What to do: Look through the data below and work out how many lines contain the string "octobre". Give the number alone.

══ Entries

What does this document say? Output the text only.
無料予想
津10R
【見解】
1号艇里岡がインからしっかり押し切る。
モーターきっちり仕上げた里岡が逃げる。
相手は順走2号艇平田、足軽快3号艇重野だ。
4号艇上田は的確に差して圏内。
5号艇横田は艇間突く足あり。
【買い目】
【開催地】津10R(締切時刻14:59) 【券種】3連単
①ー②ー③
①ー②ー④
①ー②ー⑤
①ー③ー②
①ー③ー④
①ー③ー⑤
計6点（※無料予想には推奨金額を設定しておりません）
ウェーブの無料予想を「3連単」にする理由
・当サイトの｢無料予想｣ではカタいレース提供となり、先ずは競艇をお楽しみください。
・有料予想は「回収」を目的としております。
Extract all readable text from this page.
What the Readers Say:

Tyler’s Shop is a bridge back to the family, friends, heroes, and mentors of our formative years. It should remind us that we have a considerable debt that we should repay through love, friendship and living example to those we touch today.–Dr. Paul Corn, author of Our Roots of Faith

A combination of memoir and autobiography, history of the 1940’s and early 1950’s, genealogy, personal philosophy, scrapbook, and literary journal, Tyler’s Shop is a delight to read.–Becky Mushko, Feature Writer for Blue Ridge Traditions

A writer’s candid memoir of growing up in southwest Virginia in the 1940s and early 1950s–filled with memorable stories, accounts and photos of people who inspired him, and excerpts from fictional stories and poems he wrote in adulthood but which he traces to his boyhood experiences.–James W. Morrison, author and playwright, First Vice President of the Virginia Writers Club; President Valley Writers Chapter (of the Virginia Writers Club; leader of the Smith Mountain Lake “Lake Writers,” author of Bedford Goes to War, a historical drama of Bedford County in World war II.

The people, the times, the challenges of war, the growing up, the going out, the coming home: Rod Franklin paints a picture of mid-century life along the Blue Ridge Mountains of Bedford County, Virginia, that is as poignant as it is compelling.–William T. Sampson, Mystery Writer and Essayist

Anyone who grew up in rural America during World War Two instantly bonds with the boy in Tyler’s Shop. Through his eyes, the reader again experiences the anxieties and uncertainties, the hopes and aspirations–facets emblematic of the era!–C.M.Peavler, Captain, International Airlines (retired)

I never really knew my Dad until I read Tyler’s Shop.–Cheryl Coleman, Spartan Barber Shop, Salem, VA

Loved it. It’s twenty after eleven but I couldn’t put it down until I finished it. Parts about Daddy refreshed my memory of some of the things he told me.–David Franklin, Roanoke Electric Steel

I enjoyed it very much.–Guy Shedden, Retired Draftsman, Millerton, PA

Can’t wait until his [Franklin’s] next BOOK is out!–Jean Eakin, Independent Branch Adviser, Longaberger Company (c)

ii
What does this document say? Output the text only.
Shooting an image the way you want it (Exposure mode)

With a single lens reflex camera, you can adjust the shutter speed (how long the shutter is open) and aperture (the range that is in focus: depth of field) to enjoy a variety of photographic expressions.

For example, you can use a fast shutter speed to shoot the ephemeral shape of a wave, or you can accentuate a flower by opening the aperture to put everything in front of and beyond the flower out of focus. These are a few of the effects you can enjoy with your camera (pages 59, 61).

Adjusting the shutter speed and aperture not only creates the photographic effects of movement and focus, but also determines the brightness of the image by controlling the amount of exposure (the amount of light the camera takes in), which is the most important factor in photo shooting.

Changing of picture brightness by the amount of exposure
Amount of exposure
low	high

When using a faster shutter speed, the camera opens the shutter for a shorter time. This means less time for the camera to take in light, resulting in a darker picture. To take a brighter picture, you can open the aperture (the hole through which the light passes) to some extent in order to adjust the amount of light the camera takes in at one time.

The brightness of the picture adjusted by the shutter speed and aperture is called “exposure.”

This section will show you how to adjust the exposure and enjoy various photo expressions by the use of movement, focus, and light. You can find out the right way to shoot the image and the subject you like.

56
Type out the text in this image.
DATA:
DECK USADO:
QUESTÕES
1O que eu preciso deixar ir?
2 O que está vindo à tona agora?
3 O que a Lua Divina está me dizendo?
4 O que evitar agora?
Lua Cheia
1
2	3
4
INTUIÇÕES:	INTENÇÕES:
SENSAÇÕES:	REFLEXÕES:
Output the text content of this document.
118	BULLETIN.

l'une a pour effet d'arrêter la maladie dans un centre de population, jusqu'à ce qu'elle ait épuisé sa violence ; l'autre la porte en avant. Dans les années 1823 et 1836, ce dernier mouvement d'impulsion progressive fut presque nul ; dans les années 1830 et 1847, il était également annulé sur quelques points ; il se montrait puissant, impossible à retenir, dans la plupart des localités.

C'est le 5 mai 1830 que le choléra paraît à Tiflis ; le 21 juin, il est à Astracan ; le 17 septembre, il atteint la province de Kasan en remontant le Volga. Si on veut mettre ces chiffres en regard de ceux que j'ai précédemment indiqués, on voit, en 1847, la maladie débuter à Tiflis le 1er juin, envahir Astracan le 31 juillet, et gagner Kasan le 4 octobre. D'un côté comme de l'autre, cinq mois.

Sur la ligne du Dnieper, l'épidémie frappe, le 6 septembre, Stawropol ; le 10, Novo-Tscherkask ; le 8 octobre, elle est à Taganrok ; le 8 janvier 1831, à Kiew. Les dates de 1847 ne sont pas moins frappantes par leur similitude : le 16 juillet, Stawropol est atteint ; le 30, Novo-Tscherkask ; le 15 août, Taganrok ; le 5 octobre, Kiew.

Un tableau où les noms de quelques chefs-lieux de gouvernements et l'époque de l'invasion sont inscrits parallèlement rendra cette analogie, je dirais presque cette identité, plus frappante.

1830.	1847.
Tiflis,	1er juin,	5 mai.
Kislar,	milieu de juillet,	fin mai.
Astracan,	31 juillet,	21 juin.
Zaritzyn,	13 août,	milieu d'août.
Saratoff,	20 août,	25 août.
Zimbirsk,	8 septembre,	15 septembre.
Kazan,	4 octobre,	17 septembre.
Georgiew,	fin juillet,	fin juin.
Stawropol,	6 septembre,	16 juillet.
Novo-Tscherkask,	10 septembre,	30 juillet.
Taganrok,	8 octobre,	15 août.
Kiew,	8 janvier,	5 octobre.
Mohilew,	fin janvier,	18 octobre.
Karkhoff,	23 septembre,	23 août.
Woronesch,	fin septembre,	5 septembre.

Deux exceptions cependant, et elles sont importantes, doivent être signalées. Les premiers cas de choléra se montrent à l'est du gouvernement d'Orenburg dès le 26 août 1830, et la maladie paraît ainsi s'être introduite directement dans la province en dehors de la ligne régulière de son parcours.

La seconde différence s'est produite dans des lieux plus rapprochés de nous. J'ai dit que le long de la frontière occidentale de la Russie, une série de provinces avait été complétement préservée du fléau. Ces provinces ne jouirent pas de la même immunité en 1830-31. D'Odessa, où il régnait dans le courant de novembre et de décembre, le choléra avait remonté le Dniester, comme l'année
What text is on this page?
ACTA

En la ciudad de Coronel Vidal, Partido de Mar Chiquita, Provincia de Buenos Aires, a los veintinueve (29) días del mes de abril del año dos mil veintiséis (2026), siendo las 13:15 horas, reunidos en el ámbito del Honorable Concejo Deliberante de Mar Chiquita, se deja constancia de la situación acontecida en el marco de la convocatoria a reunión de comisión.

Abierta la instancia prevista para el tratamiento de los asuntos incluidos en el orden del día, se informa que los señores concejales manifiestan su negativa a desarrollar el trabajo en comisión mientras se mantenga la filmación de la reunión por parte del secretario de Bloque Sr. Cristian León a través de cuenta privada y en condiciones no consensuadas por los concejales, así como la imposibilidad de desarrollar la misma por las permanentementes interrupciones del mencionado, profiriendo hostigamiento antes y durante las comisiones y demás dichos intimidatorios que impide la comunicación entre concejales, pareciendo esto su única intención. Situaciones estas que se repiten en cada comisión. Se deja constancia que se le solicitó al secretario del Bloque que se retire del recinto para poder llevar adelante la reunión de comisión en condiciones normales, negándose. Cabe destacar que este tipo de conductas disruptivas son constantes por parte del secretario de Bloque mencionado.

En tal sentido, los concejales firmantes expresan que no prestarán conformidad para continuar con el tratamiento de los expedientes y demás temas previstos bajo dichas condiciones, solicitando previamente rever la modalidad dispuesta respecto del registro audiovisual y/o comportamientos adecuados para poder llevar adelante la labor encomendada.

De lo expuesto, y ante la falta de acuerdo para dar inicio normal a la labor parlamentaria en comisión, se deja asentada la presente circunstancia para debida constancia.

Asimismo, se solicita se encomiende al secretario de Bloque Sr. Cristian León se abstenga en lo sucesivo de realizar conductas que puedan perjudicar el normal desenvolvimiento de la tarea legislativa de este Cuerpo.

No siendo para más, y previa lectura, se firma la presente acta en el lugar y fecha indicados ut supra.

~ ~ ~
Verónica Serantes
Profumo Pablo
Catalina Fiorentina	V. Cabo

════

Complete response: 6